Dataset rows about figures>
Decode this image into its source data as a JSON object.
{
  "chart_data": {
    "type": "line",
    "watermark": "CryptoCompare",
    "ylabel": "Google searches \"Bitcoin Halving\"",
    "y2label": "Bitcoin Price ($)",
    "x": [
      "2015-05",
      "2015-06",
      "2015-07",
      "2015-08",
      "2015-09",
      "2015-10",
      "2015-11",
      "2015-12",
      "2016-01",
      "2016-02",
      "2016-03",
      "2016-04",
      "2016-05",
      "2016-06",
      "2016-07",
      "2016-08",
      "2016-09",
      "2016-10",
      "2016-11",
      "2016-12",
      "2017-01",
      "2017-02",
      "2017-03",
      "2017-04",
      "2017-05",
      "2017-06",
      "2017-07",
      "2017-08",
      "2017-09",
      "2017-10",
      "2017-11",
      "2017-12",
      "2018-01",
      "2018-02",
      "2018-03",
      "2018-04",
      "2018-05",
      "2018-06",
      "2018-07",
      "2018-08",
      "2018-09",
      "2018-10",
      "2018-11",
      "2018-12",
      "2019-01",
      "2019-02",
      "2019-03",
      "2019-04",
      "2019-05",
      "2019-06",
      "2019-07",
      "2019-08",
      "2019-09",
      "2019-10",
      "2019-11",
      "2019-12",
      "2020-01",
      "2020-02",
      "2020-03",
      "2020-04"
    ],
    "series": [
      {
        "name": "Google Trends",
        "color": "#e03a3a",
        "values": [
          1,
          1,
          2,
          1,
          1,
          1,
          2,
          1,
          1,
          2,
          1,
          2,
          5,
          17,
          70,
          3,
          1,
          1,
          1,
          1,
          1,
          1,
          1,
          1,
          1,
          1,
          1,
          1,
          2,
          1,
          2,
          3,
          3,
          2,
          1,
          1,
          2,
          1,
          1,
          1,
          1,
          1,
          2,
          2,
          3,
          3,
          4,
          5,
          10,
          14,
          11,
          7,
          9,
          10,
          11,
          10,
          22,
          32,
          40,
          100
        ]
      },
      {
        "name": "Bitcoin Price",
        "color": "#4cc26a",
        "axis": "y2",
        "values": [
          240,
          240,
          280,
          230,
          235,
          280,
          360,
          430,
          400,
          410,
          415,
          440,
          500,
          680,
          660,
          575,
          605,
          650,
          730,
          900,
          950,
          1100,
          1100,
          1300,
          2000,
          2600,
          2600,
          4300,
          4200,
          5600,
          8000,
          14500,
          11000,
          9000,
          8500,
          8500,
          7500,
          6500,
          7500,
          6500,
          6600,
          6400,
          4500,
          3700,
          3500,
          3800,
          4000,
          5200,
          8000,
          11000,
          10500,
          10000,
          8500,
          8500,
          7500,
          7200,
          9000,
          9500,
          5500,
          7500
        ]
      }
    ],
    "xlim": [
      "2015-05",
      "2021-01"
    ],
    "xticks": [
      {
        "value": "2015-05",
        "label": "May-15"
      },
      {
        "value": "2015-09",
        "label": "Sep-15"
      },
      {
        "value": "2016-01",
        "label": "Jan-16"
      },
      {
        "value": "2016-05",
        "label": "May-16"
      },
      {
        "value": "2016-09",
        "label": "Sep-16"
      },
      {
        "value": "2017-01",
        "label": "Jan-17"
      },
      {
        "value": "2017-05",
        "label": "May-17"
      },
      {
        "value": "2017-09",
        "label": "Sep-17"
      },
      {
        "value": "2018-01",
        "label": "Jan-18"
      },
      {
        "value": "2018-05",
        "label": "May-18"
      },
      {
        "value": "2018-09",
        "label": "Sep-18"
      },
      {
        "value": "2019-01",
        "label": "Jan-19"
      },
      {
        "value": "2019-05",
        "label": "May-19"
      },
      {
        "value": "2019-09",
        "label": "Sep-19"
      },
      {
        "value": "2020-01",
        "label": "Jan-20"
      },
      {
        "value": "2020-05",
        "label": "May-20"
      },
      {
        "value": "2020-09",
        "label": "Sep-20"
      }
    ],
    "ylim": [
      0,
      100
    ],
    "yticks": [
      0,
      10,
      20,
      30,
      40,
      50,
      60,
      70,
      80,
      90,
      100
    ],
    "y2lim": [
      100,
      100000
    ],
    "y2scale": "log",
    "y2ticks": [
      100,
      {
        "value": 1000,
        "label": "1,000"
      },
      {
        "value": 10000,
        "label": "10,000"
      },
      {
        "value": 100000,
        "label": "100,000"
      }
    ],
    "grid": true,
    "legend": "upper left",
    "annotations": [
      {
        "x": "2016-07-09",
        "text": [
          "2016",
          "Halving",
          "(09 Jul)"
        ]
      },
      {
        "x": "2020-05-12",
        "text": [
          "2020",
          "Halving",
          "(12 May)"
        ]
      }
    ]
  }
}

--

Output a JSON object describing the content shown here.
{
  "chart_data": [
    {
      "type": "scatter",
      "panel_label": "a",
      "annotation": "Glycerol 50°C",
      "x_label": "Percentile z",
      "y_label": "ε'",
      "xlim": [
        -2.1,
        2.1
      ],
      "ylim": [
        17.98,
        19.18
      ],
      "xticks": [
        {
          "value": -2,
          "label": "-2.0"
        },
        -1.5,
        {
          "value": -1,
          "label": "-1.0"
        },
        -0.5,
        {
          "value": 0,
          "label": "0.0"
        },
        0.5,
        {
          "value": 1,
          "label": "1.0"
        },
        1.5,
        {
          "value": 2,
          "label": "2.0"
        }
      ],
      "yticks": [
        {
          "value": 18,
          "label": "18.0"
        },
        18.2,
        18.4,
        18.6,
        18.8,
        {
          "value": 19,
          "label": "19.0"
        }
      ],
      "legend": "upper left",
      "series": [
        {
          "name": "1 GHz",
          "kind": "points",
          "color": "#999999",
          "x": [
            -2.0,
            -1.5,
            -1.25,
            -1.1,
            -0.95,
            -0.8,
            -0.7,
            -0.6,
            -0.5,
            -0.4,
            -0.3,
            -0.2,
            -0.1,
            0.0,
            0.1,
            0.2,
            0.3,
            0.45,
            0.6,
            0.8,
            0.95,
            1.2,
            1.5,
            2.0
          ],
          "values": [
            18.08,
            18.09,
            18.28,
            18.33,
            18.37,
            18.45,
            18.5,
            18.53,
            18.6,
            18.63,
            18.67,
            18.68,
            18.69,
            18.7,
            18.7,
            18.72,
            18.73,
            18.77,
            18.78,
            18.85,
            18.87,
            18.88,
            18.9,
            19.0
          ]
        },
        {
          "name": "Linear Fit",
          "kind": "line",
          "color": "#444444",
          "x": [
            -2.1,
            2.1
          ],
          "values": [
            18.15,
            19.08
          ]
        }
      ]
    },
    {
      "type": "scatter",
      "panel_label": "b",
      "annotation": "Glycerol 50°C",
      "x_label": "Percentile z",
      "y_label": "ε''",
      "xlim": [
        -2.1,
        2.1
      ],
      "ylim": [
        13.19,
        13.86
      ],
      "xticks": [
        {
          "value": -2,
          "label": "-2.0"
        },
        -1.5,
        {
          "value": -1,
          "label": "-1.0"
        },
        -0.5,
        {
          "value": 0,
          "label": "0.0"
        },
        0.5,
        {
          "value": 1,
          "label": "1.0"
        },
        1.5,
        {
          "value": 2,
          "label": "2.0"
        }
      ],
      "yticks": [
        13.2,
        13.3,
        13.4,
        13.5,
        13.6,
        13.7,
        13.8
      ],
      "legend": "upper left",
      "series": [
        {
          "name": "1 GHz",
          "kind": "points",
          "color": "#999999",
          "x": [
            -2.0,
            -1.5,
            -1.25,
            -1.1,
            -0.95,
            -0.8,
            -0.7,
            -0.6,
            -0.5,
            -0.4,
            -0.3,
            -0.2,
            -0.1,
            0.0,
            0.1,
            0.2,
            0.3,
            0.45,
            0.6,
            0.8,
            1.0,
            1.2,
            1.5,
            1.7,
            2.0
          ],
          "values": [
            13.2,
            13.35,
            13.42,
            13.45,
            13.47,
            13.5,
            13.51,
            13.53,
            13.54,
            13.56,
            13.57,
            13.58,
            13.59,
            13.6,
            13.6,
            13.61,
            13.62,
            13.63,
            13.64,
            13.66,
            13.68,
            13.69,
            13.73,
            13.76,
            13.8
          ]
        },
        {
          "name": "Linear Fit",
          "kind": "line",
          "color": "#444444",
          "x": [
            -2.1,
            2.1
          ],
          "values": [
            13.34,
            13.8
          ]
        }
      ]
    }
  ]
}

...

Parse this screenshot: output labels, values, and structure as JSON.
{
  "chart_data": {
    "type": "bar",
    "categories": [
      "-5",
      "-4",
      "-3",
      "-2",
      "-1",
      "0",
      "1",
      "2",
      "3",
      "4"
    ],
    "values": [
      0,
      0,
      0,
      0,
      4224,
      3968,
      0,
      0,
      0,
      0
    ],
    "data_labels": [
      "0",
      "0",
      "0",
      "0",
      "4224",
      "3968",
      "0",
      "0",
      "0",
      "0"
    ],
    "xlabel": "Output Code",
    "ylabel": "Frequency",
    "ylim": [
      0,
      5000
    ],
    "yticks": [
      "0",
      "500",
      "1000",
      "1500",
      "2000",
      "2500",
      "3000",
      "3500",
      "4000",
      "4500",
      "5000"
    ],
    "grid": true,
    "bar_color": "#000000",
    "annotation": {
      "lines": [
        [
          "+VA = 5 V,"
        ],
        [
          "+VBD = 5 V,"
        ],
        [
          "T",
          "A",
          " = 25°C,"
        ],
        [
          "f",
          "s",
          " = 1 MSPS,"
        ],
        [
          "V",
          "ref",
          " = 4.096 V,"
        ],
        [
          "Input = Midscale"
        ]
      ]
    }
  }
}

WRITTEN PROBLEM>
Check each line in the listing above for the string "this", then report how many lines contain it, with no other text.

FINAL RESULT>
2